Prompt.
Return the records word for word. Any pictures in them are not part of the copy.

The input.
BEGIN
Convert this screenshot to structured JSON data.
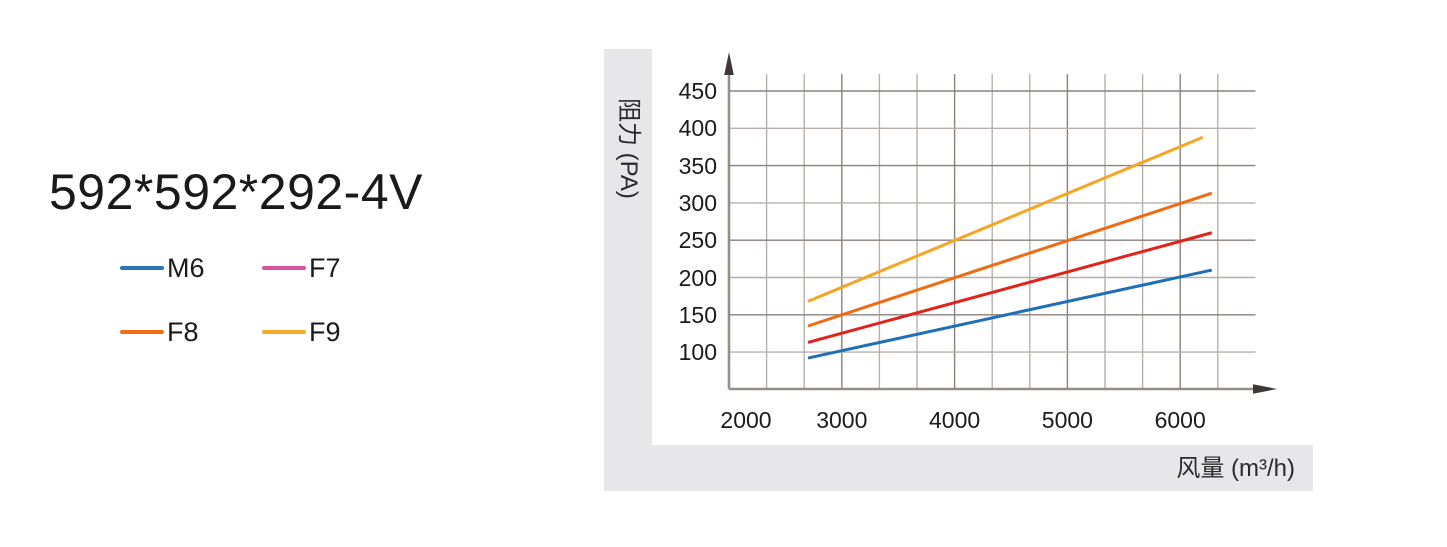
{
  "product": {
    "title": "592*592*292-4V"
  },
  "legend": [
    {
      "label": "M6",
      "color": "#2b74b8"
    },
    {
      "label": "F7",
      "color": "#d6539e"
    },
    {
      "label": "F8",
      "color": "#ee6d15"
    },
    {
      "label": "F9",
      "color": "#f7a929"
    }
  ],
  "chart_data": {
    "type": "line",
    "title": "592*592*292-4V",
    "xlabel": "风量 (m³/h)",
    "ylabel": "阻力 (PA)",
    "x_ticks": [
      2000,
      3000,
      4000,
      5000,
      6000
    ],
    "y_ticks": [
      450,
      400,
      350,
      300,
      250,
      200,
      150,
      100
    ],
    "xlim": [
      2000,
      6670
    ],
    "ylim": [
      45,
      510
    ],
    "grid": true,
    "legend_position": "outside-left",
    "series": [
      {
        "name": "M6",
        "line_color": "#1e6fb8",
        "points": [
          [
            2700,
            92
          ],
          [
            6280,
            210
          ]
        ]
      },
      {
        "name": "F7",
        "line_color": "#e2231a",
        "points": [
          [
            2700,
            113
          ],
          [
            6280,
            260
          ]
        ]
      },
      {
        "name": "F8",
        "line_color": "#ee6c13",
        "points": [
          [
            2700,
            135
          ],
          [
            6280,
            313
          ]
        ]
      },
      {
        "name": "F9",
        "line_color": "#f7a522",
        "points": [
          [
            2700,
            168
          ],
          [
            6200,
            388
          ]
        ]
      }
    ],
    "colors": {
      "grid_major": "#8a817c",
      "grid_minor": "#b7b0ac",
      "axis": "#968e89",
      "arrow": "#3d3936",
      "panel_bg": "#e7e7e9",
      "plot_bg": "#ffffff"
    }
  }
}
END
Solution.
Convert this screenshot to structured JSON data.
{
  "product": {
    "title": "592*592*292-4V"
  },
  "legend": [
    {
      "label": "M6",
      "color": "#2b74b8"
    },
    {
      "label": "F7",
      "color": "#d6539e"
    },
    {
      "label": "F8",
      "color": "#ee6d15"
    },
    {
      "label": "F9",
      "color": "#f7a929"
    }
  ],
  "chart_data": {
    "type": "line",
    "title": "592*592*292-4V",
    "xlabel": "风量 (m³/h)",
    "ylabel": "阻力 (PA)",
    "x_ticks": [
      2000,
      3000,
      4000,
      5000,
      6000
    ],
    "y_ticks": [
      450,
      400,
      350,
      300,
      250,
      200,
      150,
      100
    ],
    "xlim": [
      2000,
      6670
    ],
    "ylim": [
      45,
      510
    ],
    "grid": true,
    "legend_position": "outside-left",
    "series": [
      {
        "name": "M6",
        "line_color": "#1e6fb8",
        "points": [
          [
            2700,
            92
          ],
          [
            6280,
            210
          ]
        ]
      },
      {
        "name": "F7",
        "line_color": "#e2231a",
        "points": [
          [
            2700,
            113
          ],
          [
            6280,
            260
          ]
        ]
      },
      {
        "name": "F8",
        "line_color": "#ee6c13",
        "points": [
          [
            2700,
            135
          ],
          [
            6280,
            313
          ]
        ]
      },
      {
        "name": "F9",
        "line_color": "#f7a522",
        "points": [
          [
            2700,
            168
          ],
          [
            6200,
            388
          ]
        ]
      }
    ],
    "colors": {
      "grid_major": "#8a817c",
      "grid_minor": "#b7b0ac",
      "axis": "#968e89",
      "arrow": "#3d3936",
      "panel_bg": "#e7e7e9",
      "plot_bg": "#ffffff"
    }
  }
}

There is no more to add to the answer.